■ Requirement
Find the word "title" in the material below and gather every line that contains it.

——

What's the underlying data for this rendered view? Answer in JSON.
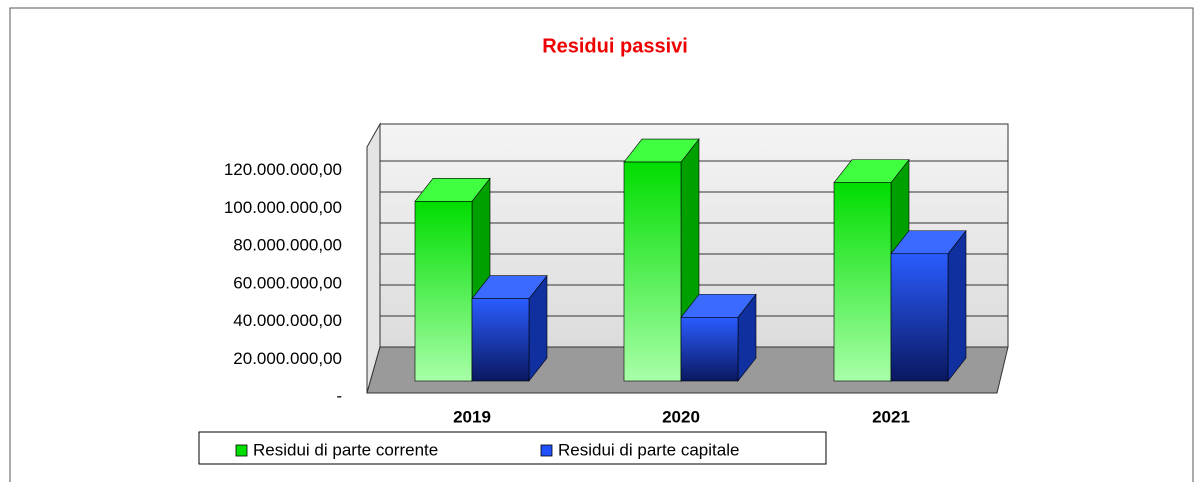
{
  "chart_data": {
    "type": "bar3d",
    "title": "Residui passivi",
    "categories": [
      "2019",
      "2020",
      "2021"
    ],
    "series": [
      {
        "name": "Residui di parte corrente",
        "color": "#00e000",
        "values": [
          96000000,
          117000000,
          106000000
        ]
      },
      {
        "name": "Residui di parte capitale",
        "color": "#2050ff",
        "values": [
          44000000,
          34000000,
          68000000
        ]
      }
    ],
    "ylim": [
      0,
      140000000
    ],
    "yticks": [
      {
        "value": 0,
        "label": "-"
      },
      {
        "value": 20000000,
        "label": "20.000.000,00"
      },
      {
        "value": 40000000,
        "label": "40.000.000,00"
      },
      {
        "value": 60000000,
        "label": "60.000.000,00"
      },
      {
        "value": 80000000,
        "label": "80.000.000,00"
      },
      {
        "value": 100000000,
        "label": "100.000.000,00"
      },
      {
        "value": 120000000,
        "label": "120.000.000,00"
      }
    ],
    "grid": true,
    "legend": "bottom"
  }
}
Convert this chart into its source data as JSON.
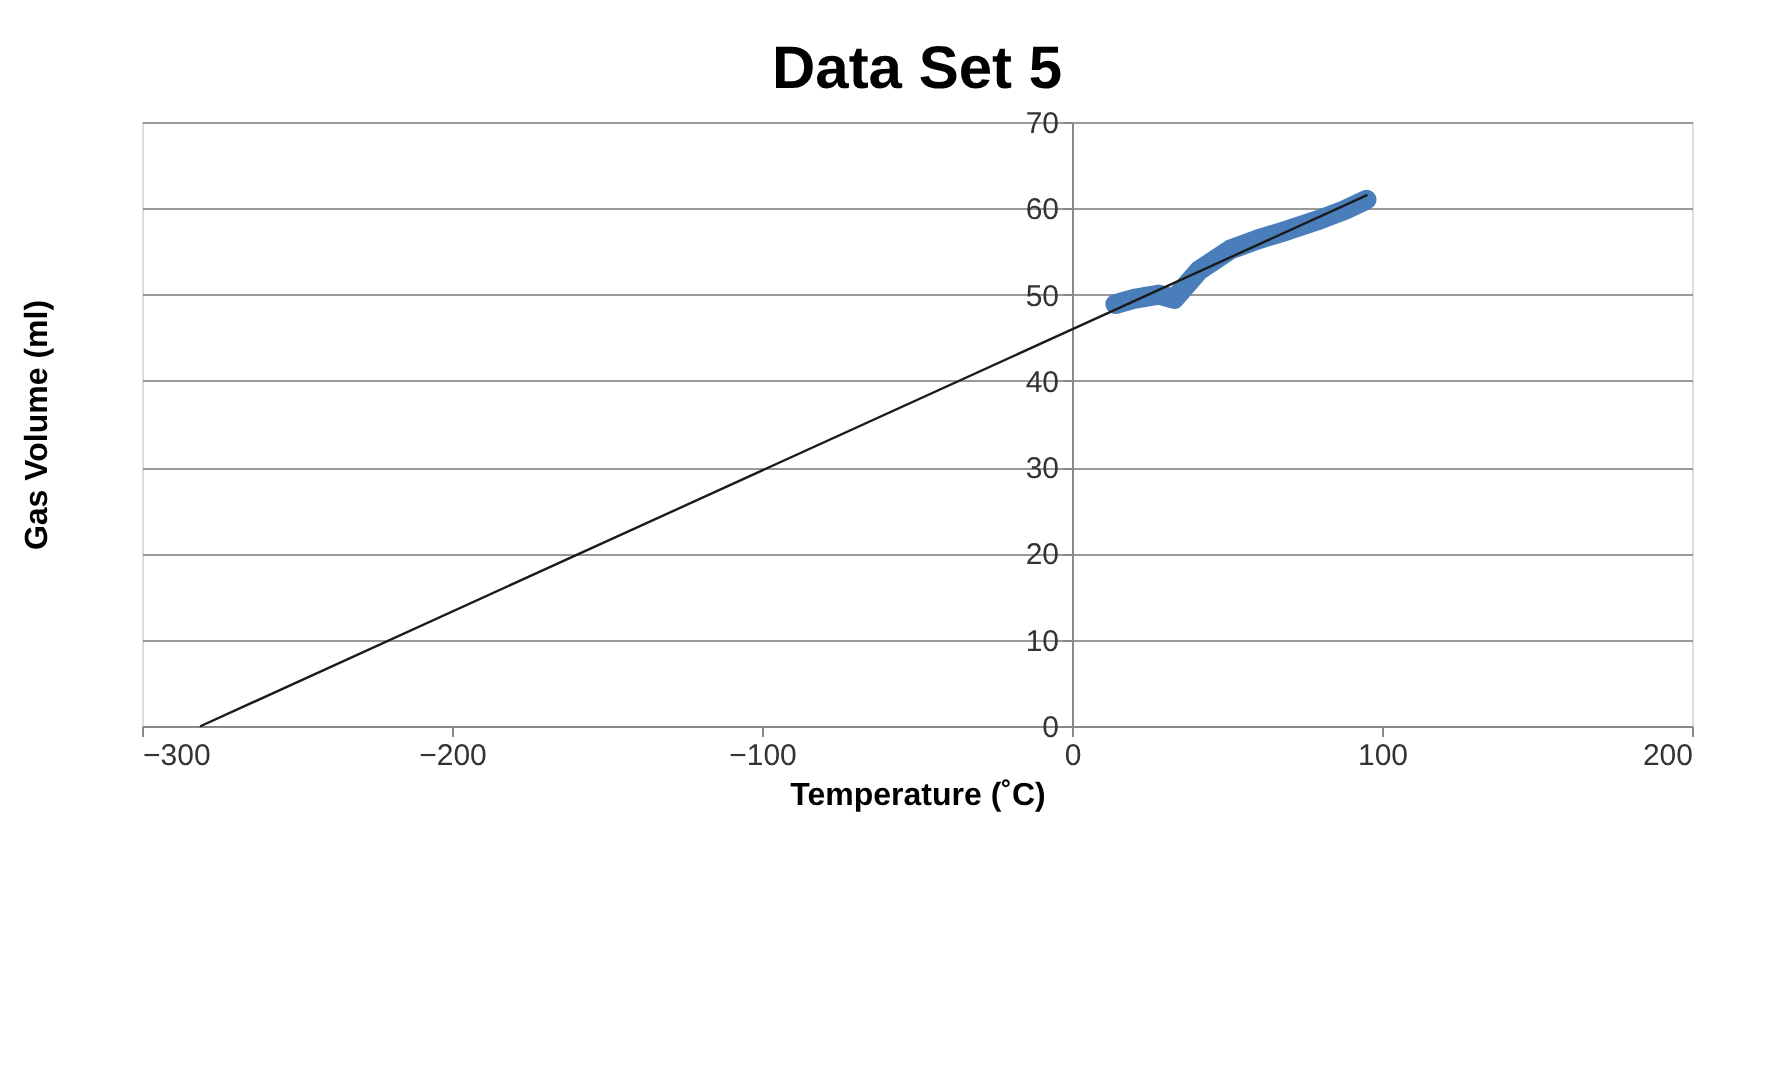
{
  "chart_data": {
    "type": "line",
    "title": "Data Set 5",
    "xlabel": "Temperature (˚C)",
    "ylabel": "Gas Volume (ml)",
    "xlim": [
      -300,
      200
    ],
    "xticks": [
      -300,
      -200,
      -100,
      0,
      100,
      200
    ],
    "ylim": [
      0,
      70
    ],
    "yticks": [
      0,
      10,
      20,
      30,
      40,
      50,
      60,
      70
    ],
    "grid": "y",
    "marker": "none",
    "series": [
      {
        "color": "#4a7ebb",
        "x": [
          14,
          20,
          28,
          33,
          41,
          51,
          60,
          70,
          80,
          88,
          95
        ],
        "values": [
          48.9,
          49.5,
          50,
          49.5,
          52.8,
          55.2,
          56.4,
          57.5,
          58.7,
          59.8,
          61
        ]
      },
      {
        "type": "line",
        "color": "#1a1a1a",
        "x": [
          -281,
          95
        ],
        "values": [
          0,
          61.5
        ]
      }
    ]
  }
}
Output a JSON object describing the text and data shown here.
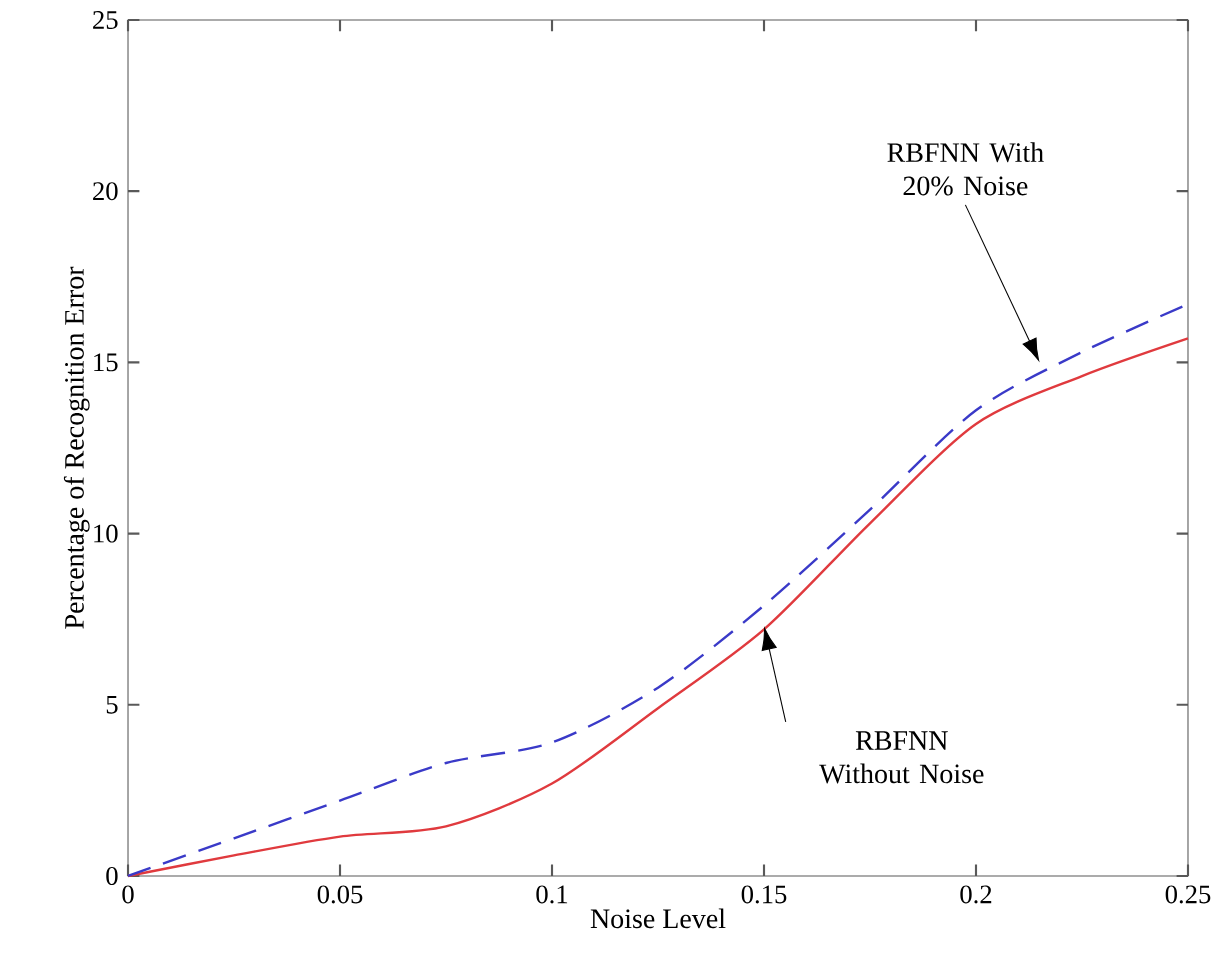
{
  "chart_data": {
    "type": "line",
    "xlabel": "Noise Level",
    "ylabel": "Percentage of Recognition Error",
    "x": [
      0,
      0.025,
      0.05,
      0.075,
      0.1,
      0.125,
      0.15,
      0.175,
      0.2,
      0.225,
      0.25
    ],
    "series": [
      {
        "color": "#e03a3e",
        "line_style": "solid",
        "values": [
          0,
          0.6,
          1.15,
          1.45,
          2.7,
          4.9,
          7.2,
          10.3,
          13.2,
          14.6,
          15.7
        ]
      },
      {
        "color": "#3a3ac8",
        "line_style": "dashed",
        "values": [
          0,
          1.1,
          2.2,
          3.3,
          3.9,
          5.5,
          7.9,
          10.7,
          13.6,
          15.3,
          16.7
        ]
      }
    ],
    "xlim": [
      0,
      0.25
    ],
    "ylim": [
      0,
      25
    ],
    "xticks": [
      0,
      0.05,
      0.1,
      0.15,
      0.2,
      0.25
    ],
    "yticks": [
      0,
      5,
      10,
      15,
      20,
      25
    ],
    "grid": false,
    "marker": "none",
    "annotations": [
      "RBFNN With 20% Noise",
      "RBFNN Without Noise"
    ]
  }
}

——

■ Written answer
    "title": "Residui passivi",
    "title": "Data Set 5",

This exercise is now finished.